-- Start of Provided entries --
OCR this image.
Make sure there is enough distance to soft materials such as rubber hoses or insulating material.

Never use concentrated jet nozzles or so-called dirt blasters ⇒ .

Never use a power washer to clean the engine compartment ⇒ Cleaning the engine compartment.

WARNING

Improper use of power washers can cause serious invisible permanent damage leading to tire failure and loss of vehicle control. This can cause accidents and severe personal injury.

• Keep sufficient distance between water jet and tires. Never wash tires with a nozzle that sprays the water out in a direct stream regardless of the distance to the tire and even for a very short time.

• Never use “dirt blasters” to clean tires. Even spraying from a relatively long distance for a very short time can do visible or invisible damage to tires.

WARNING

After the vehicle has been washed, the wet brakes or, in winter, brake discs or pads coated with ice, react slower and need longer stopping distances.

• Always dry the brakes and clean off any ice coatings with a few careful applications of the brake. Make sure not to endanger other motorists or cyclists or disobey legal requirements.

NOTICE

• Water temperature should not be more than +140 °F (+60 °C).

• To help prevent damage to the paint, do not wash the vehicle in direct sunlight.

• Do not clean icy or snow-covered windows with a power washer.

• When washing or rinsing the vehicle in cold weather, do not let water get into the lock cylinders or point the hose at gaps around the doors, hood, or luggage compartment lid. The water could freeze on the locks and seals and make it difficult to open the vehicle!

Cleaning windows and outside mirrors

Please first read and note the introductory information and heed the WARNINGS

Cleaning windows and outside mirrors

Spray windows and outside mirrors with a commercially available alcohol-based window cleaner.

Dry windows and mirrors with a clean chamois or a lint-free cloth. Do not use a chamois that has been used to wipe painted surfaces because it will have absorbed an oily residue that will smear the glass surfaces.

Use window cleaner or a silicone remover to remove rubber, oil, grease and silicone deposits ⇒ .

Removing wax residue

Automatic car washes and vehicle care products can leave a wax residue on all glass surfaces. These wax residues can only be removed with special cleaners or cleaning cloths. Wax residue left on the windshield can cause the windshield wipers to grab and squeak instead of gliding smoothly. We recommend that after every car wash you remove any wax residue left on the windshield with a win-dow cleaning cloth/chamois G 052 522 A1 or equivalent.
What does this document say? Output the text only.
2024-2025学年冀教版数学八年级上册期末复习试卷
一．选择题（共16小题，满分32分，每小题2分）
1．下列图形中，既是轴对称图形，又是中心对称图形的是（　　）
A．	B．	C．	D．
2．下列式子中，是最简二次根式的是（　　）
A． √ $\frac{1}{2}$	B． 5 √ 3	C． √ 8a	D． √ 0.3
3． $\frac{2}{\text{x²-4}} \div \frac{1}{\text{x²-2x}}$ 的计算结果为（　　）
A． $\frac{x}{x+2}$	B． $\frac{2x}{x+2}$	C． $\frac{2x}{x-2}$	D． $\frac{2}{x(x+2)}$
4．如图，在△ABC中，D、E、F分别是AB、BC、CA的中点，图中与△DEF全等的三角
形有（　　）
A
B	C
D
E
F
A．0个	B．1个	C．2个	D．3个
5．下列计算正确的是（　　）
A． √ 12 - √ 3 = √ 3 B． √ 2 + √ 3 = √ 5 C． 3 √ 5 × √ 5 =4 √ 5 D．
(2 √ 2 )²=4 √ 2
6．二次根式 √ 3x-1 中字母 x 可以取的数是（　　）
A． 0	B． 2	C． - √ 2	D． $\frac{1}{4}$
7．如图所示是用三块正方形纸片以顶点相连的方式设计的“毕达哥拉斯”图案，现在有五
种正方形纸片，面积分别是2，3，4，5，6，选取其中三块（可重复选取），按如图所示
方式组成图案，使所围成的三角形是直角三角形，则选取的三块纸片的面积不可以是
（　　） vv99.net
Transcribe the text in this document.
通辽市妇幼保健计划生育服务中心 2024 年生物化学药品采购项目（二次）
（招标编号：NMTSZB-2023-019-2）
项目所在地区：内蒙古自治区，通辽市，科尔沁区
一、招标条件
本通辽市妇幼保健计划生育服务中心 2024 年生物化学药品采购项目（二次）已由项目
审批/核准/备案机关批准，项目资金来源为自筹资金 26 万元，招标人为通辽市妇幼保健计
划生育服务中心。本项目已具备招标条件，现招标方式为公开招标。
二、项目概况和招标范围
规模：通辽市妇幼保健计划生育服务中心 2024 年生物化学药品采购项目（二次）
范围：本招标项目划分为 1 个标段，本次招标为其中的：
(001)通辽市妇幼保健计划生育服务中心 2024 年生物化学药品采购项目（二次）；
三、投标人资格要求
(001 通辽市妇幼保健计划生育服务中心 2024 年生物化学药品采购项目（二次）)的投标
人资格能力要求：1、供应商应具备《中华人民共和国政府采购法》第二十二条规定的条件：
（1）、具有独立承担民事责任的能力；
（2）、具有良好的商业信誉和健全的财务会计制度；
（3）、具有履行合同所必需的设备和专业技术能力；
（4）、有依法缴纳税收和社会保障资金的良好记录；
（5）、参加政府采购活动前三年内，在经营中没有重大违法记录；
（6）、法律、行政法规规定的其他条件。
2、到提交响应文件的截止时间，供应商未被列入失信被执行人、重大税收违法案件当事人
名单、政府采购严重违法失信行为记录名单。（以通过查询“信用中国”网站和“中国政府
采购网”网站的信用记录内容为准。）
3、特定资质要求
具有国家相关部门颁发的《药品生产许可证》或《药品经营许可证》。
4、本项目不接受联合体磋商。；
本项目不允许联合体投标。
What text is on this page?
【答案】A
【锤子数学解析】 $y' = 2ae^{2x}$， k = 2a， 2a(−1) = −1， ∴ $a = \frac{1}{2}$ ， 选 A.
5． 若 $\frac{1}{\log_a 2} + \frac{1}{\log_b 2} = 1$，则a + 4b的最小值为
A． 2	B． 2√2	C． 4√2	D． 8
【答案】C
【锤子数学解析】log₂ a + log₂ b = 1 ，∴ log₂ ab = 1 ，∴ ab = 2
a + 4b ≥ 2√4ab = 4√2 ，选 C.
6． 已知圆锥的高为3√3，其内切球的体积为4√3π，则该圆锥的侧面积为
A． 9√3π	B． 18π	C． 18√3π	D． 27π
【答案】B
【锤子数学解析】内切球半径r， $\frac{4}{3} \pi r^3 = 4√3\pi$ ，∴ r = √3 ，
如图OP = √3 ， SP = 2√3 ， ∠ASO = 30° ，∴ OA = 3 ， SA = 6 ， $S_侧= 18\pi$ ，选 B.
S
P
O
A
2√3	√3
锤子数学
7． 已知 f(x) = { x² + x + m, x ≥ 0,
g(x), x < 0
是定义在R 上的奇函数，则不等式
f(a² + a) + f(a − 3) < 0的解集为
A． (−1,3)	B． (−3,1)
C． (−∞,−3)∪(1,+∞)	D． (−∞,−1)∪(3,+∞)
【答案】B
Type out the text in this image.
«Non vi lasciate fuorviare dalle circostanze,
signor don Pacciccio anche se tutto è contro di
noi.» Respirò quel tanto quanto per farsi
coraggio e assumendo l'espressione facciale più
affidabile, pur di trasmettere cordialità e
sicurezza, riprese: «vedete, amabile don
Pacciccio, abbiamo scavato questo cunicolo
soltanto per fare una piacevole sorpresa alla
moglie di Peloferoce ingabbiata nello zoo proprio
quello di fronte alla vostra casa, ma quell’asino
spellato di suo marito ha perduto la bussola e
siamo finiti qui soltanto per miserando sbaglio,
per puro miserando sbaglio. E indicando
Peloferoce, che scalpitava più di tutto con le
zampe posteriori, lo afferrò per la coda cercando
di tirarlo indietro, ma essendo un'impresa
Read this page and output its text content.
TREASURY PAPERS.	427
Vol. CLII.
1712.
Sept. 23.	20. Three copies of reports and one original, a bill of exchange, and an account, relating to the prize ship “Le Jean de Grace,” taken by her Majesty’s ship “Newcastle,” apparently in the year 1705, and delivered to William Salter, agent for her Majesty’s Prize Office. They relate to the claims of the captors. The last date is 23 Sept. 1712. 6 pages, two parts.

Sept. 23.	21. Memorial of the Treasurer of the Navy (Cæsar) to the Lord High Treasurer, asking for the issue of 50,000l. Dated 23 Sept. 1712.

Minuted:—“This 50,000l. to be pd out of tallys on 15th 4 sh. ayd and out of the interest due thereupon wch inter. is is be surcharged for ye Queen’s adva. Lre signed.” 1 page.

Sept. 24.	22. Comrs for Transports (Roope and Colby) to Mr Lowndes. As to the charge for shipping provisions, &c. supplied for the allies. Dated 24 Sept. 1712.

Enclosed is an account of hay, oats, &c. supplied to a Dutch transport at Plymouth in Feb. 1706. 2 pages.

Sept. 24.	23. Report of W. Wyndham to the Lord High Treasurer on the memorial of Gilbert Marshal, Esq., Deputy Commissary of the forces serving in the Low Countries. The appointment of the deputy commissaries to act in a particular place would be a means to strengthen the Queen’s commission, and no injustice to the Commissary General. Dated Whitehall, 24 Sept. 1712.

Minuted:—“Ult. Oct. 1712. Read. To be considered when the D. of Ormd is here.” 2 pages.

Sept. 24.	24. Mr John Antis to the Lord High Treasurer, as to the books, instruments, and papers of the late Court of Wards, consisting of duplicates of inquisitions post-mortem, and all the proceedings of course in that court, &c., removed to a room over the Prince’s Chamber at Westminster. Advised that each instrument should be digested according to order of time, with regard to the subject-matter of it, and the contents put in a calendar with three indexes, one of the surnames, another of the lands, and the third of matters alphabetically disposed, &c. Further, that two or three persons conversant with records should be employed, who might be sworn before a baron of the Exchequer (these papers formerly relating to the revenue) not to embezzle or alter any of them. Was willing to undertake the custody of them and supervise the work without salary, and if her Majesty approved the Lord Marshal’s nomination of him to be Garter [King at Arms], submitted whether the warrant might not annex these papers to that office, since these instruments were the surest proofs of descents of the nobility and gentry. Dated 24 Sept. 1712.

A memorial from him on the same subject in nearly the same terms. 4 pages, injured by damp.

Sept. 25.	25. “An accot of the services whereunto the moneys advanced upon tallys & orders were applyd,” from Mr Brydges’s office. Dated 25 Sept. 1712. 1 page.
-- End of Provided entries --
Given request: Read the entries above, then pull out the lines that include "short".

Result of this task:
• Keep sufficient distance between water jet and tires. Never wash tires with a nozzle that sprays the water out in a direct stream regardless of the distance to the tire and even for a very short time.
• Never use “dirt blasters” to clean tires. Even spraying from a relatively long distance for a very short time can do visible or invisible damage to tires.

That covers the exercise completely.